WRITTEN REQUEST
Among these lines, how many include "laranja"? Answer only with the number.

# Start of DATA SECTION

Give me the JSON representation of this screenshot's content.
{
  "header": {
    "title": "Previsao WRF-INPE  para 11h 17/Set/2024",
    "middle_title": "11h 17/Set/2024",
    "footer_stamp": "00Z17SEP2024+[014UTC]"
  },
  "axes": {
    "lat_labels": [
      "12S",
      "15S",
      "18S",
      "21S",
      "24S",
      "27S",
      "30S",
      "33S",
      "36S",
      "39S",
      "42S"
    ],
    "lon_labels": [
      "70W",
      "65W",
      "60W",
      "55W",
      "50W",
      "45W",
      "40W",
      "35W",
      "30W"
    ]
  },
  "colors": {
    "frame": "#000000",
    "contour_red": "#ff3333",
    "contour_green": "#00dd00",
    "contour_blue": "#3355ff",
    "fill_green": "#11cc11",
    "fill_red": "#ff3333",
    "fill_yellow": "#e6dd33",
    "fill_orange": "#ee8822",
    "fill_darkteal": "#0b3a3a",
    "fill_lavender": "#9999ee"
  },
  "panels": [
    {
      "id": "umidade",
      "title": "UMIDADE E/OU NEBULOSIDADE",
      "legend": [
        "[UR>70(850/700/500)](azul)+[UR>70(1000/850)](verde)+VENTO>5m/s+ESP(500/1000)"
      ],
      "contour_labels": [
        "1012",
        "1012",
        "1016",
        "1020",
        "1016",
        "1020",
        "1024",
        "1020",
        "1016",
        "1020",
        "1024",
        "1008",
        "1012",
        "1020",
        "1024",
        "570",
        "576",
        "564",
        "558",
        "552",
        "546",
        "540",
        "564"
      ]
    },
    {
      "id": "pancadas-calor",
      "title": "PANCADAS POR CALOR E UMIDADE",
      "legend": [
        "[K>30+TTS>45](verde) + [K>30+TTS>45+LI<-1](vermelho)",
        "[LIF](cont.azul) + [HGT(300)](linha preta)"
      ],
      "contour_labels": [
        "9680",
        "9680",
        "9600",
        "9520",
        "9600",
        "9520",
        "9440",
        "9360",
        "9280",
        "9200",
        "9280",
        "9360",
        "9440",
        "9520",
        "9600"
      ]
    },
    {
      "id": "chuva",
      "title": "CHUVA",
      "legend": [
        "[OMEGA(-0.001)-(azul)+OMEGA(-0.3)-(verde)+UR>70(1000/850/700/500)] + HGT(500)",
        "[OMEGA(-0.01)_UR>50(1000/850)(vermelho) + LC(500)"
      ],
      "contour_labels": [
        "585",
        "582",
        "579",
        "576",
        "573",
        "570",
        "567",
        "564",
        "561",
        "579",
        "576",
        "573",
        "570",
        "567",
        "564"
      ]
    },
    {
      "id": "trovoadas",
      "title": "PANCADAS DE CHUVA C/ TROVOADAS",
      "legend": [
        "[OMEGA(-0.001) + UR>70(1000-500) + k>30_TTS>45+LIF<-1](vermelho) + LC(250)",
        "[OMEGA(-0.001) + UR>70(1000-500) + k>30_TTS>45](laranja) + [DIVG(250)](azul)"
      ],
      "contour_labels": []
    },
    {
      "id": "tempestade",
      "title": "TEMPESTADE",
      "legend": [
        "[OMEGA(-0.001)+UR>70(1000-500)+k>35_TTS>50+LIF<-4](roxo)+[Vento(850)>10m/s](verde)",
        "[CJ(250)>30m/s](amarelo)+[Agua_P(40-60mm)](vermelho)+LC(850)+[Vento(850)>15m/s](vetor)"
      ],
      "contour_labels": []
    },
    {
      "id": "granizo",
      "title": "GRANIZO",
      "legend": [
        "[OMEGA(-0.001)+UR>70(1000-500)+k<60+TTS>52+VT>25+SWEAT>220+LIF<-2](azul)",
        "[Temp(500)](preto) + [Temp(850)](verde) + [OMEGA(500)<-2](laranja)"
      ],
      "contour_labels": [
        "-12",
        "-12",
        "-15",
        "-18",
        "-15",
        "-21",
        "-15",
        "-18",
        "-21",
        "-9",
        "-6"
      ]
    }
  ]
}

# End of DATA SECTION

EXERCISE ANSWER
2